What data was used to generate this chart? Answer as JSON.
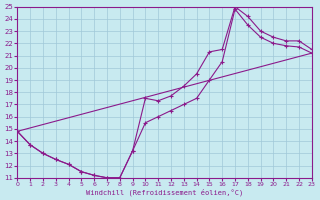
{
  "xlabel": "Windchill (Refroidissement éolien,°C)",
  "bg_color": "#c8eaf0",
  "grid_color": "#a0c8d8",
  "line_color": "#8b1a8b",
  "xlim": [
    0,
    23
  ],
  "ylim": [
    11,
    25
  ],
  "xticks": [
    0,
    1,
    2,
    3,
    4,
    5,
    6,
    7,
    8,
    9,
    10,
    11,
    12,
    13,
    14,
    15,
    16,
    17,
    18,
    19,
    20,
    21,
    22,
    23
  ],
  "yticks": [
    11,
    12,
    13,
    14,
    15,
    16,
    17,
    18,
    19,
    20,
    21,
    22,
    23,
    24,
    25
  ],
  "line1_x": [
    0,
    1,
    2,
    3,
    4,
    5,
    6,
    7,
    8,
    9,
    10,
    11,
    12,
    13,
    14,
    15,
    16,
    17,
    18,
    19,
    20,
    21,
    22,
    23
  ],
  "line1_y": [
    14.8,
    13.7,
    13.0,
    12.5,
    12.1,
    11.5,
    11.2,
    11.0,
    11.0,
    13.2,
    17.5,
    17.3,
    17.7,
    18.5,
    19.5,
    21.3,
    21.5,
    25.0,
    24.2,
    23.0,
    22.5,
    22.2,
    22.2,
    21.5
  ],
  "line2_x": [
    0,
    1,
    2,
    3,
    4,
    5,
    6,
    7,
    8,
    9,
    10,
    11,
    12,
    13,
    14,
    15,
    16,
    17,
    18,
    19,
    20,
    21,
    22,
    23
  ],
  "line2_y": [
    14.8,
    13.7,
    13.0,
    12.5,
    12.1,
    11.5,
    11.2,
    11.0,
    11.0,
    13.2,
    15.5,
    16.0,
    16.5,
    17.0,
    17.5,
    19.0,
    20.5,
    24.8,
    23.5,
    22.5,
    22.0,
    21.8,
    21.7,
    21.2
  ],
  "line3_x": [
    0,
    23
  ],
  "line3_y": [
    14.8,
    21.2
  ]
}
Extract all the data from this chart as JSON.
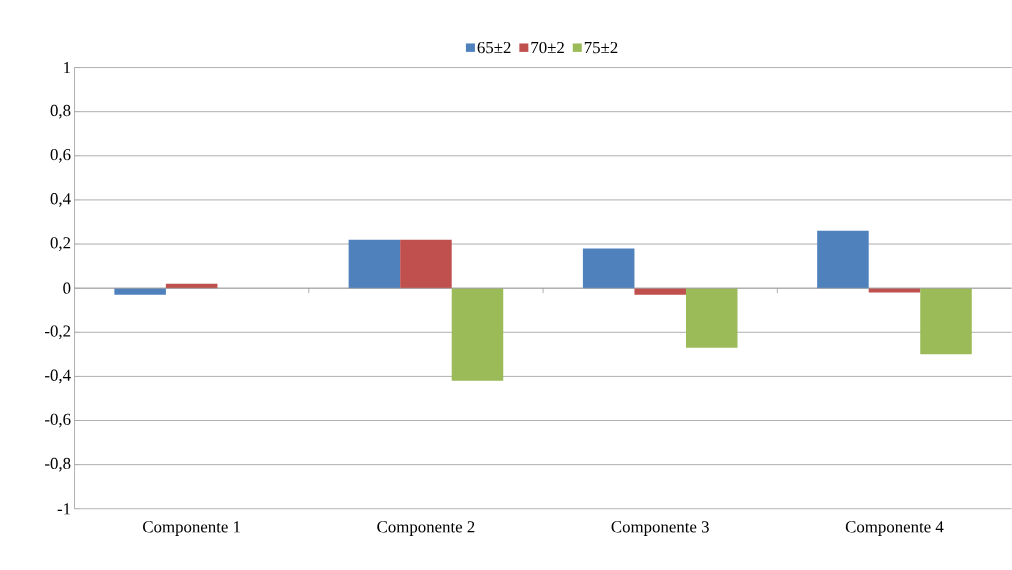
{
  "chart_data": {
    "type": "bar",
    "categories": [
      "Componente 1",
      "Componente 2",
      "Componente 3",
      "Componente 4"
    ],
    "series": [
      {
        "name": "65±2",
        "color": "#4f81bd",
        "values": [
          -0.03,
          0.22,
          0.18,
          0.26
        ]
      },
      {
        "name": "70±2",
        "color": "#c0504d",
        "values": [
          0.02,
          0.22,
          -0.03,
          -0.02
        ]
      },
      {
        "name": "75±2",
        "color": "#9bbb59",
        "values": [
          0,
          -0.42,
          -0.27,
          -0.3
        ]
      }
    ],
    "ylim": [
      -1,
      1
    ],
    "yticks": [
      -1,
      {
        "value": -0.8,
        "label": "-0,8"
      },
      {
        "value": -0.6,
        "label": "-0,6"
      },
      {
        "value": -0.4,
        "label": "-0,4"
      },
      {
        "value": -0.2,
        "label": "-0,2"
      },
      0,
      {
        "value": 0.2,
        "label": "0,2"
      },
      {
        "value": 0.4,
        "label": "0,4"
      },
      {
        "value": 0.6,
        "label": "0,6"
      },
      {
        "value": 0.8,
        "label": "0,8"
      },
      1
    ],
    "grid": "y",
    "legend": "top"
  }
}
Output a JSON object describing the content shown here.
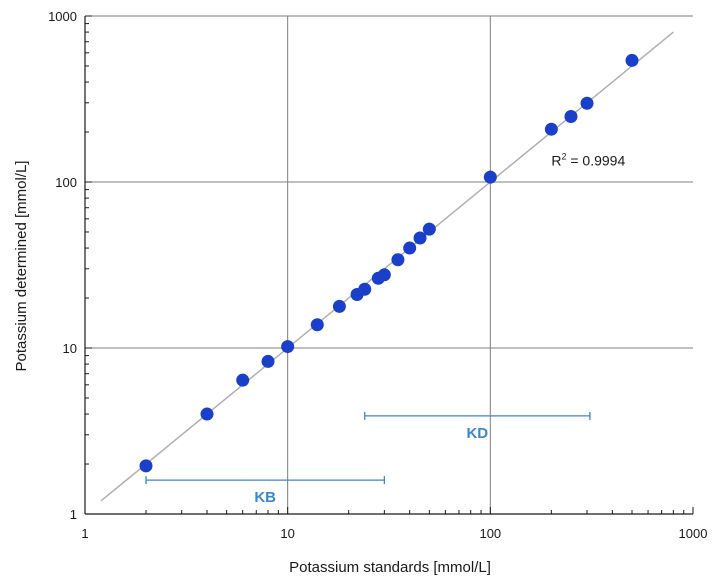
{
  "chart_data": {
    "type": "scatter",
    "title": "",
    "xlabel": "Potassium standards [mmol/L]",
    "ylabel": "Potassium determined [mmol/L]",
    "xscale": "log",
    "yscale": "log",
    "xlim": [
      1,
      1000
    ],
    "ylim": [
      1,
      1000
    ],
    "grid": true,
    "x_ticks": [
      "1",
      "10",
      "100",
      "1000"
    ],
    "y_ticks": [
      "1",
      "10",
      "100",
      "1000"
    ],
    "series": [
      {
        "x": [
          2,
          4,
          6,
          8,
          10,
          14,
          18,
          22,
          24,
          28,
          30,
          35,
          40,
          45,
          50,
          100,
          200,
          250,
          300,
          500
        ],
        "y": [
          1.95,
          4.0,
          6.4,
          8.3,
          10.2,
          13.8,
          17.8,
          21.0,
          22.6,
          26.3,
          27.6,
          34.0,
          40.0,
          46.0,
          52.0,
          107,
          208,
          248,
          298,
          540
        ]
      }
    ],
    "fit_line": {
      "x": [
        1.2,
        800
      ],
      "y": [
        1.2,
        800
      ]
    },
    "annotations": {
      "r_squared_prefix": "R",
      "r_squared_sup": "2",
      "r_squared_value": " = 0.9994",
      "r_squared_at": [
        200,
        135
      ]
    },
    "ranges": [
      {
        "label": "KB",
        "from": 2,
        "to": 30,
        "level": 1.6
      },
      {
        "label": "KD",
        "from": 24,
        "to": 310,
        "level": 3.9
      }
    ],
    "colors": {
      "marker": "#1a3fc9",
      "fit_line": "#b0b0b0",
      "grid": "#7f7f7f",
      "axis": "#1a1a1a",
      "range": "#3a86d4",
      "background": "#ffffff"
    }
  }
}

....................

Written task:
Search the preceding listing for the word "mmol" and pull out every line that holds it.

Finished exercise:
    "xlabel": "Potassium standards [mmol/L]",
    "ylabel": "Potassium determined [mmol/L]",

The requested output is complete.